### TASK DETAILS
Quote exactly the lines from the one with "Enumerate this screenshot's" to the end of the data, both included; omit the pictures.
:: THE DATA ::
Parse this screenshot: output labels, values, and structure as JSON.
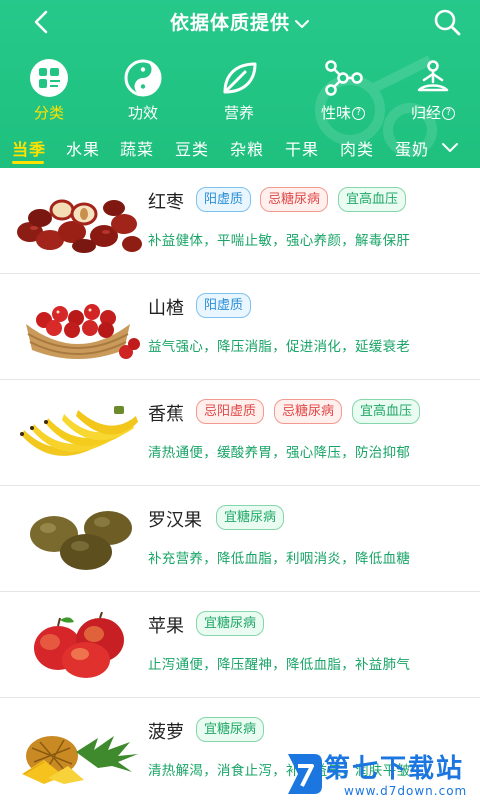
{
  "header": {
    "title": "依据体质提供",
    "categories": [
      {
        "label": "分类",
        "icon": "category-grid-icon",
        "active": true
      },
      {
        "label": "功效",
        "icon": "yin-yang-icon",
        "active": false
      },
      {
        "label": "营养",
        "icon": "leaf-icon",
        "active": false
      },
      {
        "label": "性味",
        "icon": "molecule-icon",
        "active": false,
        "help": "?"
      },
      {
        "label": "归经",
        "icon": "meditation-icon",
        "active": false,
        "help": "?"
      }
    ],
    "seasons": [
      "当季",
      "水果",
      "蔬菜",
      "豆类",
      "杂粮",
      "干果",
      "肉类",
      "蛋奶"
    ],
    "active_season": "当季"
  },
  "colors": {
    "header_green": "#22c584",
    "active_yellow": "#ffe100",
    "desc_green": "#19a467"
  },
  "items": [
    {
      "name": "红枣",
      "image": "red-dates",
      "tags": [
        {
          "text": "阳虚质",
          "color": "blue"
        },
        {
          "text": "忌糖尿病",
          "color": "red"
        },
        {
          "text": "宜高血压",
          "color": "green"
        }
      ],
      "desc": "补益健体，平喘止敏，强心养颜，解毒保肝"
    },
    {
      "name": "山楂",
      "image": "hawthorn",
      "tags": [
        {
          "text": "阳虚质",
          "color": "blue"
        }
      ],
      "desc": "益气强心，降压消脂，促进消化，延缓衰老"
    },
    {
      "name": "香蕉",
      "image": "banana",
      "tags": [
        {
          "text": "忌阳虚质",
          "color": "red"
        },
        {
          "text": "忌糖尿病",
          "color": "red"
        },
        {
          "text": "宜高血压",
          "color": "green"
        }
      ],
      "desc": "清热通便，缓酸养胃，强心降压，防治抑郁"
    },
    {
      "name": "罗汉果",
      "image": "monk-fruit",
      "tags": [
        {
          "text": "宜糖尿病",
          "color": "green"
        }
      ],
      "desc": "补充营养，降低血脂，利咽消炎，降低血糖"
    },
    {
      "name": "苹果",
      "image": "apple",
      "tags": [
        {
          "text": "宜糖尿病",
          "color": "green"
        }
      ],
      "desc": "止泻通便，降压醒神，降低血脂，补益肺气"
    },
    {
      "name": "菠萝",
      "image": "pineapple",
      "tags": [
        {
          "text": "宜糖尿病",
          "color": "green"
        }
      ],
      "desc": "清热解渴，消食止泻，补血益气，润肤平皱"
    }
  ],
  "watermark": {
    "text": "第七下载站",
    "url": "www.d7down.com"
  }
}
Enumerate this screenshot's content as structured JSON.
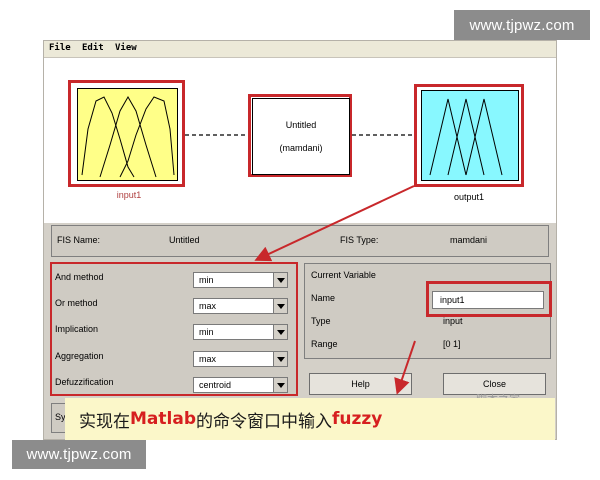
{
  "watermark": {
    "top": "www.tjpwz.com",
    "bottom": "www.tjpwz.com",
    "overlay": "脚本之家"
  },
  "menu": [
    "File",
    "Edit",
    "View"
  ],
  "diagram": {
    "input_label": "input1",
    "output_label": "output1",
    "system_title": "Untitled",
    "system_type": "(mamdani)"
  },
  "info_bar": {
    "fis_name_label": "FIS Name:",
    "fis_name_value": "Untitled",
    "fis_type_label": "FIS Type:",
    "fis_type_value": "mamdani"
  },
  "methods": [
    {
      "label": "And method",
      "value": "min"
    },
    {
      "label": "Or method",
      "value": "max"
    },
    {
      "label": "Implication",
      "value": "min"
    },
    {
      "label": "Aggregation",
      "value": "max"
    },
    {
      "label": "Defuzzification",
      "value": "centroid"
    }
  ],
  "current_variable": {
    "heading": "Current Variable",
    "name_label": "Name",
    "name_value": "input1",
    "type_label": "Type",
    "type_value": "input",
    "range_label": "Range",
    "range_value": "[0 1]"
  },
  "buttons": {
    "help": "Help",
    "close": "Close"
  },
  "status_fragment": "Sy",
  "caption": {
    "part1": "实现在",
    "part2": "Matlab",
    "part3": "的命令窗口中输入",
    "part4": "fuzzy"
  },
  "colors": {
    "input_fill": "#ffff88",
    "output_fill": "#88f8ff",
    "highlight": "#c8282b",
    "caption_bg": "#fbf7c9"
  }
}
:::
### WRITTEN RESPONSE
Enumerate this screenshot's content as structured JSON.
{
  "watermark": {
    "top": "www.tjpwz.com",
    "bottom": "www.tjpwz.com",
    "overlay": "脚本之家"
  },
  "menu": [
    "File",
    "Edit",
    "View"
  ],
  "diagram": {
    "input_label": "input1",
    "output_label": "output1",
    "system_title": "Untitled",
    "system_type": "(mamdani)"
  },
  "info_bar": {
    "fis_name_label": "FIS Name:",
    "fis_name_value": "Untitled",
    "fis_type_label": "FIS Type:",
    "fis_type_value": "mamdani"
  },
  "methods": [
    {
      "label": "And method",
      "value": "min"
    },
    {
      "label": "Or method",
      "value": "max"
    },
    {
      "label": "Implication",
      "value": "min"
    },
    {
      "label": "Aggregation",
      "value": "max"
    },
    {
      "label": "Defuzzification",
      "value": "centroid"
    }
  ],
  "current_variable": {
    "heading": "Current Variable",
    "name_label": "Name",
    "name_value": "input1",
    "type_label": "Type",
    "type_value": "input",
    "range_label": "Range",
    "range_value": "[0 1]"
  },
  "buttons": {
    "help": "Help",
    "close": "Close"
  },
  "status_fragment": "Sy",
  "caption": {
    "part1": "实现在",
    "part2": "Matlab",
    "part3": "的命令窗口中输入",
    "part4": "fuzzy"
  },
  "colors": {
    "input_fill": "#ffff88",
    "output_fill": "#88f8ff",
    "highlight": "#c8282b",
    "caption_bg": "#fbf7c9"
  }
}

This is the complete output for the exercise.